--- GOAL ---
The entries need to be copied exactly.

--- RECORDS SUPPLIED ---

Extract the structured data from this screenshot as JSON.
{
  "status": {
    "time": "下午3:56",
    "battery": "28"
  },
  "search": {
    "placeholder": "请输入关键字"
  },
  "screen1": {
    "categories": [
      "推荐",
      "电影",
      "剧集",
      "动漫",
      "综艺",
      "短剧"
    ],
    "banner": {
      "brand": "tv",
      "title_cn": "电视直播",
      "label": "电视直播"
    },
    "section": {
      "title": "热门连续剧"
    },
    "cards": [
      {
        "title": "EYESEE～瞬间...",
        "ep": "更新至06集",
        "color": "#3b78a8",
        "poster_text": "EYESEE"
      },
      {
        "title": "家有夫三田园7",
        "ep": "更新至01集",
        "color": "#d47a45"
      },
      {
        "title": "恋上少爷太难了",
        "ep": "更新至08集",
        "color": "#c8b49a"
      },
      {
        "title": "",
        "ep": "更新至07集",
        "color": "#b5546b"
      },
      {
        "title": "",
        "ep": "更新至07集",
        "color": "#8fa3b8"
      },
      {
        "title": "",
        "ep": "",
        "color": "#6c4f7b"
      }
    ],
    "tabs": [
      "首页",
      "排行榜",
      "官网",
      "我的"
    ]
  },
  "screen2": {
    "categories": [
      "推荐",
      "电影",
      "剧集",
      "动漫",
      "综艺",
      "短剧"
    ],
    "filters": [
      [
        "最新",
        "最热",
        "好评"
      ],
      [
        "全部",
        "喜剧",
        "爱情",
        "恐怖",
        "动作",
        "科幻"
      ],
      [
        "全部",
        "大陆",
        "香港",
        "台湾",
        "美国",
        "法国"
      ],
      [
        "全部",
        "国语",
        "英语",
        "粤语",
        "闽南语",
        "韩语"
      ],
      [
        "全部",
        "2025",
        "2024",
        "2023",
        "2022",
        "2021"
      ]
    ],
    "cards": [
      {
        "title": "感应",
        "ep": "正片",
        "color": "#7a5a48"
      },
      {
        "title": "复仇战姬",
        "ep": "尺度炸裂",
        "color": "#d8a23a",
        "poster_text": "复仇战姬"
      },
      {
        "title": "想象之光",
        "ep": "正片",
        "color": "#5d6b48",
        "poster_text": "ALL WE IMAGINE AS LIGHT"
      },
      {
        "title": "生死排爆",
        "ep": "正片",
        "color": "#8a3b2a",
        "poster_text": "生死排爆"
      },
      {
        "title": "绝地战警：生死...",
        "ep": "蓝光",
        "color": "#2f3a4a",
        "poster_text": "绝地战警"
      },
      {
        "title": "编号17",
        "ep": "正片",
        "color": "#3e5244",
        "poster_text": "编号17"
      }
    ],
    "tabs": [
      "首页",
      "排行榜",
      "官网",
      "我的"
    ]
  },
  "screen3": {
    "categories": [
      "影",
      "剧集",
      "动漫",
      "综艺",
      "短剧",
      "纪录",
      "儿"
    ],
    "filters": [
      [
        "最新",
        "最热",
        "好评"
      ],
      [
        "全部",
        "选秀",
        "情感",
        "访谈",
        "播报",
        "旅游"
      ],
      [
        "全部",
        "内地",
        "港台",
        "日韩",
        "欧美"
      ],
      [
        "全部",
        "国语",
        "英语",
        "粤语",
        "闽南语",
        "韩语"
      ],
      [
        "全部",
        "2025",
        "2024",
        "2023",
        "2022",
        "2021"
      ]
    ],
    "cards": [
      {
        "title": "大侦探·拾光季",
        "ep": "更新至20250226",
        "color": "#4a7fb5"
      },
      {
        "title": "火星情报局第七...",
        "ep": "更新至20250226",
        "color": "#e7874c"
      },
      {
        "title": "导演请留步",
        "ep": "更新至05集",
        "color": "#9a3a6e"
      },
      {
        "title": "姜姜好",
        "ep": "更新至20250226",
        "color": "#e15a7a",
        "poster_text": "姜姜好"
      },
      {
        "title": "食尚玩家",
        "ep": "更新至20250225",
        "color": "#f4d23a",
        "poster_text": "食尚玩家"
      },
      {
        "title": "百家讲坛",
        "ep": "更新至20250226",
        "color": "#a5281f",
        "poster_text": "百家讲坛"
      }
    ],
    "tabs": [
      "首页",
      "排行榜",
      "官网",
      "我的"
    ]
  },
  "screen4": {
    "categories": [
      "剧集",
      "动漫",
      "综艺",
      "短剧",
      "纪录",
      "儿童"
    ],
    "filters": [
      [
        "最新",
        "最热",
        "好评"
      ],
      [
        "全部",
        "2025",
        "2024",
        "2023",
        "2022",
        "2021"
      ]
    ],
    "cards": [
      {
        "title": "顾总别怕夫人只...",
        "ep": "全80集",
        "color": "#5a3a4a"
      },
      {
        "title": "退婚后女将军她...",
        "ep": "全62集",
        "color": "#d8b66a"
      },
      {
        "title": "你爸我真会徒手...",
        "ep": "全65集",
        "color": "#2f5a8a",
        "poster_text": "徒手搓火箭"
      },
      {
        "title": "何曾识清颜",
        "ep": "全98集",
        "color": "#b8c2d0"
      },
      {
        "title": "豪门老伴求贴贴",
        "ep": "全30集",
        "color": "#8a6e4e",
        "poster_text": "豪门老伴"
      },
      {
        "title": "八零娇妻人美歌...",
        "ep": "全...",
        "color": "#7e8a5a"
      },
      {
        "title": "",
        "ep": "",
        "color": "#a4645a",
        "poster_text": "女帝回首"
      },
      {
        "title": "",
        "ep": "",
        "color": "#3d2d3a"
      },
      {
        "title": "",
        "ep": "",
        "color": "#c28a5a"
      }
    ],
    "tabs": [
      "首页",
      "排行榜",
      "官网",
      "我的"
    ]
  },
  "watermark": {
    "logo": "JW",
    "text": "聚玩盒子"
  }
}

--- RESULT OF THIS TASK ---
Extract the structured data from this screenshot as JSON.
{
  "status": {
    "time": "下午3:56",
    "battery": "28"
  },
  "search": {
    "placeholder": "请输入关键字"
  },
  "screen1": {
    "categories": [
      "推荐",
      "电影",
      "剧集",
      "动漫",
      "综艺",
      "短剧"
    ],
    "banner": {
      "brand": "tv",
      "title_cn": "电视直播",
      "label": "电视直播"
    },
    "section": {
      "title": "热门连续剧"
    },
    "cards": [
      {
        "title": "EYESEE～瞬间...",
        "ep": "更新至06集",
        "color": "#3b78a8",
        "poster_text": "EYESEE"
      },
      {
        "title": "家有夫三田园7",
        "ep": "更新至01集",
        "color": "#d47a45"
      },
      {
        "title": "恋上少爷太难了",
        "ep": "更新至08集",
        "color": "#c8b49a"
      },
      {
        "title": "",
        "ep": "更新至07集",
        "color": "#b5546b"
      },
      {
        "title": "",
        "ep": "更新至07集",
        "color": "#8fa3b8"
      },
      {
        "title": "",
        "ep": "",
        "color": "#6c4f7b"
      }
    ],
    "tabs": [
      "首页",
      "排行榜",
      "官网",
      "我的"
    ]
  },
  "screen2": {
    "categories": [
      "推荐",
      "电影",
      "剧集",
      "动漫",
      "综艺",
      "短剧"
    ],
    "filters": [
      [
        "最新",
        "最热",
        "好评"
      ],
      [
        "全部",
        "喜剧",
        "爱情",
        "恐怖",
        "动作",
        "科幻"
      ],
      [
        "全部",
        "大陆",
        "香港",
        "台湾",
        "美国",
        "法国"
      ],
      [
        "全部",
        "国语",
        "英语",
        "粤语",
        "闽南语",
        "韩语"
      ],
      [
        "全部",
        "2025",
        "2024",
        "2023",
        "2022",
        "2021"
      ]
    ],
    "cards": [
      {
        "title": "感应",
        "ep": "正片",
        "color": "#7a5a48"
      },
      {
        "title": "复仇战姬",
        "ep": "尺度炸裂",
        "color": "#d8a23a",
        "poster_text": "复仇战姬"
      },
      {
        "title": "想象之光",
        "ep": "正片",
        "color": "#5d6b48",
        "poster_text": "ALL WE IMAGINE AS LIGHT"
      },
      {
        "title": "生死排爆",
        "ep": "正片",
        "color": "#8a3b2a",
        "poster_text": "生死排爆"
      },
      {
        "title": "绝地战警：生死...",
        "ep": "蓝光",
        "color": "#2f3a4a",
        "poster_text": "绝地战警"
      },
      {
        "title": "编号17",
        "ep": "正片",
        "color": "#3e5244",
        "poster_text": "编号17"
      }
    ],
    "tabs": [
      "首页",
      "排行榜",
      "官网",
      "我的"
    ]
  },
  "screen3": {
    "categories": [
      "影",
      "剧集",
      "动漫",
      "综艺",
      "短剧",
      "纪录",
      "儿"
    ],
    "filters": [
      [
        "最新",
        "最热",
        "好评"
      ],
      [
        "全部",
        "选秀",
        "情感",
        "访谈",
        "播报",
        "旅游"
      ],
      [
        "全部",
        "内地",
        "港台",
        "日韩",
        "欧美"
      ],
      [
        "全部",
        "国语",
        "英语",
        "粤语",
        "闽南语",
        "韩语"
      ],
      [
        "全部",
        "2025",
        "2024",
        "2023",
        "2022",
        "2021"
      ]
    ],
    "cards": [
      {
        "title": "大侦探·拾光季",
        "ep": "更新至20250226",
        "color": "#4a7fb5"
      },
      {
        "title": "火星情报局第七...",
        "ep": "更新至20250226",
        "color": "#e7874c"
      },
      {
        "title": "导演请留步",
        "ep": "更新至05集",
        "color": "#9a3a6e"
      },
      {
        "title": "姜姜好",
        "ep": "更新至20250226",
        "color": "#e15a7a",
        "poster_text": "姜姜好"
      },
      {
        "title": "食尚玩家",
        "ep": "更新至20250225",
        "color": "#f4d23a",
        "poster_text": "食尚玩家"
      },
      {
        "title": "百家讲坛",
        "ep": "更新至20250226",
        "color": "#a5281f",
        "poster_text": "百家讲坛"
      }
    ],
    "tabs": [
      "首页",
      "排行榜",
      "官网",
      "我的"
    ]
  },
  "screen4": {
    "categories": [
      "剧集",
      "动漫",
      "综艺",
      "短剧",
      "纪录",
      "儿童"
    ],
    "filters": [
      [
        "最新",
        "最热",
        "好评"
      ],
      [
        "全部",
        "2025",
        "2024",
        "2023",
        "2022",
        "2021"
      ]
    ],
    "cards": [
      {
        "title": "顾总别怕夫人只...",
        "ep": "全80集",
        "color": "#5a3a4a"
      },
      {
        "title": "退婚后女将军她...",
        "ep": "全62集",
        "color": "#d8b66a"
      },
      {
        "title": "你爸我真会徒手...",
        "ep": "全65集",
        "color": "#2f5a8a",
        "poster_text": "徒手搓火箭"
      },
      {
        "title": "何曾识清颜",
        "ep": "全98集",
        "color": "#b8c2d0"
      },
      {
        "title": "豪门老伴求贴贴",
        "ep": "全30集",
        "color": "#8a6e4e",
        "poster_text": "豪门老伴"
      },
      {
        "title": "八零娇妻人美歌...",
        "ep": "全...",
        "color": "#7e8a5a"
      },
      {
        "title": "",
        "ep": "",
        "color": "#a4645a",
        "poster_text": "女帝回首"
      },
      {
        "title": "",
        "ep": "",
        "color": "#3d2d3a"
      },
      {
        "title": "",
        "ep": "",
        "color": "#c28a5a"
      }
    ],
    "tabs": [
      "首页",
      "排行榜",
      "官网",
      "我的"
    ]
  },
  "watermark": {
    "logo": "JW",
    "text": "聚玩盒子"
  }
}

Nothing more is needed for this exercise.